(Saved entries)

=-=-=-=-=

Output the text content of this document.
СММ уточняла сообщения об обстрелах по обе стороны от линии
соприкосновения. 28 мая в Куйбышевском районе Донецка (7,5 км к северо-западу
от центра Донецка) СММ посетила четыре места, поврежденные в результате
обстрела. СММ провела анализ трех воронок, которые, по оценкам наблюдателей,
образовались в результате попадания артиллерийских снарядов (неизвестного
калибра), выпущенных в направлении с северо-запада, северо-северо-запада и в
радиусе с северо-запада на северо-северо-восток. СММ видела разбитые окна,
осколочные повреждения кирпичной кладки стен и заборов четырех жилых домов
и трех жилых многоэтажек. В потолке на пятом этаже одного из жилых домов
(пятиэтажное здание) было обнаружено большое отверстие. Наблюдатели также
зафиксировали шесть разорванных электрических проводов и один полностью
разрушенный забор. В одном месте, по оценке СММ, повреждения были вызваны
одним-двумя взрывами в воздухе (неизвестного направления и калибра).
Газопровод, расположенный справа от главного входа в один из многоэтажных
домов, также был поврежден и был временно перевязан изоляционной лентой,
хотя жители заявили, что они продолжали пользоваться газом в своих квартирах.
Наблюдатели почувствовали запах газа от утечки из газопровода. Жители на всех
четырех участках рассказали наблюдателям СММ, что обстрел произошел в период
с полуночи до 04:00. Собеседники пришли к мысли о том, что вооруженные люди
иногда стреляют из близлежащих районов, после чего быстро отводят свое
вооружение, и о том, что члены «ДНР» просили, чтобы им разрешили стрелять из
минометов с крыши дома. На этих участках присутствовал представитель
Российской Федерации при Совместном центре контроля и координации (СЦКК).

=-=-=-=-=

Reproduce all of the records exactly.

- _Reply_
Output the text content of this document.
СММ уточняла сообщения об обстрелах по обе стороны от линии
соприкосновения. 28 мая в Куйбышевском районе Донецка (7,5 км к северо-западу
от центра Донецка) СММ посетила четыре места, поврежденные в результате
обстрела. СММ провела анализ трех воронок, которые, по оценкам наблюдателей,
образовались в результате попадания артиллерийских снарядов (неизвестного
калибра), выпущенных в направлении с северо-запада, северо-северо-запада и в
радиусе с северо-запада на северо-северо-восток. СММ видела разбитые окна,
осколочные повреждения кирпичной кладки стен и заборов четырех жилых домов
и трех жилых многоэтажек. В потолке на пятом этаже одного из жилых домов
(пятиэтажное здание) было обнаружено большое отверстие. Наблюдатели также
зафиксировали шесть разорванных электрических проводов и один полностью
разрушенный забор. В одном месте, по оценке СММ, повреждения были вызваны
одним-двумя взрывами в воздухе (неизвестного направления и калибра).
Газопровод, расположенный справа от главного входа в один из многоэтажных
домов, также был поврежден и был временно перевязан изоляционной лентой,
хотя жители заявили, что они продолжали пользоваться газом в своих квартирах.
Наблюдатели почувствовали запах газа от утечки из газопровода. Жители на всех
четырех участках рассказали наблюдателям СММ, что обстрел произошел в период
с полуночи до 04:00. Собеседники пришли к мысли о том, что вооруженные люди
иногда стреляют из близлежащих районов, после чего быстро отводят свое
вооружение, и о том, что члены «ДНР» просили, чтобы им разрешили стрелять из
минометов с крыши дома. На этих участках присутствовал представитель
Российской Федерации при Совместном центре контроля и координации (СЦКК).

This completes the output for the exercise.